STATED EXERCISE
What lines of the data hold the string "Configuration"? Pull each one out.

MATERIAL TO PROCESS
== == ==

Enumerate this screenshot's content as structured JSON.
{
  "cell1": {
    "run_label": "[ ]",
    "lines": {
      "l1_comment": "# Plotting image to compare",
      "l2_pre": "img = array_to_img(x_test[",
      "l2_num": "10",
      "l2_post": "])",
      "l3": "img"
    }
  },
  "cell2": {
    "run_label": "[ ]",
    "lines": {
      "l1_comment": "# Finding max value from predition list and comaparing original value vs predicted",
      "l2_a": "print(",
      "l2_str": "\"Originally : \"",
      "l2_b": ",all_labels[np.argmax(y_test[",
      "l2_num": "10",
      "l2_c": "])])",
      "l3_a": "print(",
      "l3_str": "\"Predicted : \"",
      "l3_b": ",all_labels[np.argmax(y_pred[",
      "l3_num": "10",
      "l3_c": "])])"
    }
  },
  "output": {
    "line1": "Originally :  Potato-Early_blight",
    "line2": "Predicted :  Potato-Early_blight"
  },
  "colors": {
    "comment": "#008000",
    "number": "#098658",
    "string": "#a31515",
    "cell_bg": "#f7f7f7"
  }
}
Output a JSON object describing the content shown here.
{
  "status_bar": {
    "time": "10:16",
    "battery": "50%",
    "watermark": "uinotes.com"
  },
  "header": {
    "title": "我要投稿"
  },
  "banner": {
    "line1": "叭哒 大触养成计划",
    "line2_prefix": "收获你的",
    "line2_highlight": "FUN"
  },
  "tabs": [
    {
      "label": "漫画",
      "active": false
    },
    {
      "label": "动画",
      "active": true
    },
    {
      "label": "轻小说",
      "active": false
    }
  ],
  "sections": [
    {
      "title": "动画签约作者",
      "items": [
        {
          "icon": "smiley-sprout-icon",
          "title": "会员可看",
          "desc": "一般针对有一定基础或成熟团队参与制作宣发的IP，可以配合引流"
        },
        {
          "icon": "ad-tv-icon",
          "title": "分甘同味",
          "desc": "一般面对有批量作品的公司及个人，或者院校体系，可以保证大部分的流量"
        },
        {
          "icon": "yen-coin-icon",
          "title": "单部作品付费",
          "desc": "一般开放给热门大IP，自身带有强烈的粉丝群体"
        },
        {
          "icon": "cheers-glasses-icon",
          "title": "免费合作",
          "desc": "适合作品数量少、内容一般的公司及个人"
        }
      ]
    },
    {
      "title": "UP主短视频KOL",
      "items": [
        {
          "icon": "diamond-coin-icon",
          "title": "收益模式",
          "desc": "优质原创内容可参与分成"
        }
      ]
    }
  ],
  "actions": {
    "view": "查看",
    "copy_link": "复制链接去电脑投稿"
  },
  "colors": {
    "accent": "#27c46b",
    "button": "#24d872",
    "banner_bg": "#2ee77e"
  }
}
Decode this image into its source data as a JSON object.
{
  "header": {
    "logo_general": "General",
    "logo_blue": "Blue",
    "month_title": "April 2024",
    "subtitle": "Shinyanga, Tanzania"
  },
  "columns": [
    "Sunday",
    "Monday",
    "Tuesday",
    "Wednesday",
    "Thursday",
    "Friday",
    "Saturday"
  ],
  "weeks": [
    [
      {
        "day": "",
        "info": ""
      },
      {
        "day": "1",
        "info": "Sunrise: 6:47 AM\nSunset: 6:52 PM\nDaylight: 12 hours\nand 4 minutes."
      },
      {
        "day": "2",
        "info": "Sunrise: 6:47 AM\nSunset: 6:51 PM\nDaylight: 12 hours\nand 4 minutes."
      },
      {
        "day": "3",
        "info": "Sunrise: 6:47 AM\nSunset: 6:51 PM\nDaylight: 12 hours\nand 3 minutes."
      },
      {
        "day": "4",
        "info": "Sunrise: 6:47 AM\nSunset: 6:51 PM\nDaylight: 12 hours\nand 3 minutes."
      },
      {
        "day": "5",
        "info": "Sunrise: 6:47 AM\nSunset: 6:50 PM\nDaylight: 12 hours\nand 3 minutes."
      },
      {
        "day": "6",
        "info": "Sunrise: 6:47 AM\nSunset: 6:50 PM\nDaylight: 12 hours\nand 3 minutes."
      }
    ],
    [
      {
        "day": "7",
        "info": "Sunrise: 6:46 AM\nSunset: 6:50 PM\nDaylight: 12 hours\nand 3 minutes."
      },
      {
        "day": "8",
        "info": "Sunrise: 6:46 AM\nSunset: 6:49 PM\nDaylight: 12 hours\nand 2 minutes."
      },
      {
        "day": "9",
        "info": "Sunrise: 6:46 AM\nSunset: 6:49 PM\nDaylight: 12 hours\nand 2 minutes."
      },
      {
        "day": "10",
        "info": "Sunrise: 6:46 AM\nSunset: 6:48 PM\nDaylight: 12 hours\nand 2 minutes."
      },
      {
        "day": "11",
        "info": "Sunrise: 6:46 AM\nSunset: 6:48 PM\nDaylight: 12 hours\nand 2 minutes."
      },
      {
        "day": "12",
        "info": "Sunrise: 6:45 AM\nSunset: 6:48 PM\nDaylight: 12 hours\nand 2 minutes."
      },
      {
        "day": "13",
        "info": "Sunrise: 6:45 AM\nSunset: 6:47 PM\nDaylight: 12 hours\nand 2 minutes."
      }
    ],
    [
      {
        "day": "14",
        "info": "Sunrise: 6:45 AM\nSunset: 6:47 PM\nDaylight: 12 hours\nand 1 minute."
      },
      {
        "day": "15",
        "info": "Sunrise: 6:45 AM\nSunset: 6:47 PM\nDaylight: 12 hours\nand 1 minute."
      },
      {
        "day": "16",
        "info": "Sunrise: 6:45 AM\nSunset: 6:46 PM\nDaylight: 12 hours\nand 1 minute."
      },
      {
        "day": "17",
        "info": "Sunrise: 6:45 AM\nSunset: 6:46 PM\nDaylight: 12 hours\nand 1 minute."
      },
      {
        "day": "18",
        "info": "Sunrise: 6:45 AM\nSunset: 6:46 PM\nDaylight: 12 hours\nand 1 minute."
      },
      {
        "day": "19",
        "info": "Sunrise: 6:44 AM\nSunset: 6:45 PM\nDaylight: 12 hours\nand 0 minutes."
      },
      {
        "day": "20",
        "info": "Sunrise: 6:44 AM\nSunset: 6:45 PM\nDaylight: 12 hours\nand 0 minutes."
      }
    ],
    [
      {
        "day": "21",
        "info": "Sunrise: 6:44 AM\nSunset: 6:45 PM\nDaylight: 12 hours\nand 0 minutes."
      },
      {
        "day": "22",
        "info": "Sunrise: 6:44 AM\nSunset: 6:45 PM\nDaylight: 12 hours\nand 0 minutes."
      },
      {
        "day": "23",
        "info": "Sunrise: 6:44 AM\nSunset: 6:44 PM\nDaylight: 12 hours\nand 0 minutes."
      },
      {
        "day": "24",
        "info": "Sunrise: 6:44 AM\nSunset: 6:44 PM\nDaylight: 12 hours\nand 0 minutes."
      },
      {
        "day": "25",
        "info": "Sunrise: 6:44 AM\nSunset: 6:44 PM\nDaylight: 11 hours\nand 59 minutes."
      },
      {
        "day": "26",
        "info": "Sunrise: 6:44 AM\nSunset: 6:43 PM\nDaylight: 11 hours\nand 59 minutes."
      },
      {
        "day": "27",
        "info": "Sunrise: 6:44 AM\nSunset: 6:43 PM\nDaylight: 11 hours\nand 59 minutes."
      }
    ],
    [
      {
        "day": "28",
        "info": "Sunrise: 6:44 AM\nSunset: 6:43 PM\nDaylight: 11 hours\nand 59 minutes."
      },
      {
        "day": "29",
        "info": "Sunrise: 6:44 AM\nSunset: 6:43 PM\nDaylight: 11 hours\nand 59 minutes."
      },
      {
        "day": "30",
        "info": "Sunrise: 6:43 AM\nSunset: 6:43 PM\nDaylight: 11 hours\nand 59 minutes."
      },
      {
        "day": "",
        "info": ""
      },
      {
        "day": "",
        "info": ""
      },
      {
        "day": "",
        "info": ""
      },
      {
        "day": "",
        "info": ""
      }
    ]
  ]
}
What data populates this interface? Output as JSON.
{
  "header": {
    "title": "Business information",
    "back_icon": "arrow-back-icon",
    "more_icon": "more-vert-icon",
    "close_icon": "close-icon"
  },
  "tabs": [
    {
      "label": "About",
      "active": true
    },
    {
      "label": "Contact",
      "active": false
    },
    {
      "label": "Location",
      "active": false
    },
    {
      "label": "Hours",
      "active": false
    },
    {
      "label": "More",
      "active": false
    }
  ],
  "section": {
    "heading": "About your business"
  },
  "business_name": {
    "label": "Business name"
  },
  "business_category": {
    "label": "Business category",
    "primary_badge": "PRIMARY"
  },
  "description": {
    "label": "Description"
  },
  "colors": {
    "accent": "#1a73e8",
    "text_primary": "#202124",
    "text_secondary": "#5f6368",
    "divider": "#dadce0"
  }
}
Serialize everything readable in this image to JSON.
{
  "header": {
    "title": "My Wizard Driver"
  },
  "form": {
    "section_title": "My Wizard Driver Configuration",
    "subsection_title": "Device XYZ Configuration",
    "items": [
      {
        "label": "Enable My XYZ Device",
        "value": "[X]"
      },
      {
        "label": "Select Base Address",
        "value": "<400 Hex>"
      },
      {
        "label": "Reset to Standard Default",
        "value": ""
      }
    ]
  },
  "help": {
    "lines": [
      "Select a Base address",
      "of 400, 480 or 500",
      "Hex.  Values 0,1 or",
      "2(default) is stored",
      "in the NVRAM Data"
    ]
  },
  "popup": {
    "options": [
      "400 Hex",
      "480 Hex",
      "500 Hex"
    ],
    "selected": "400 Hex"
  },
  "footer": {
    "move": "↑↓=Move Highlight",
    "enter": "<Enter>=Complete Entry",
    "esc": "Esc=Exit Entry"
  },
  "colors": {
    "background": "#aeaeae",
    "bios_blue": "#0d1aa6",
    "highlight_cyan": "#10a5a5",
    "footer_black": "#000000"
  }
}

== == ==

RESULT OF THIS EXERCISE
    "section_title": "My Wizard Driver Configuration",
    "subsection_title": "Device XYZ Configuration",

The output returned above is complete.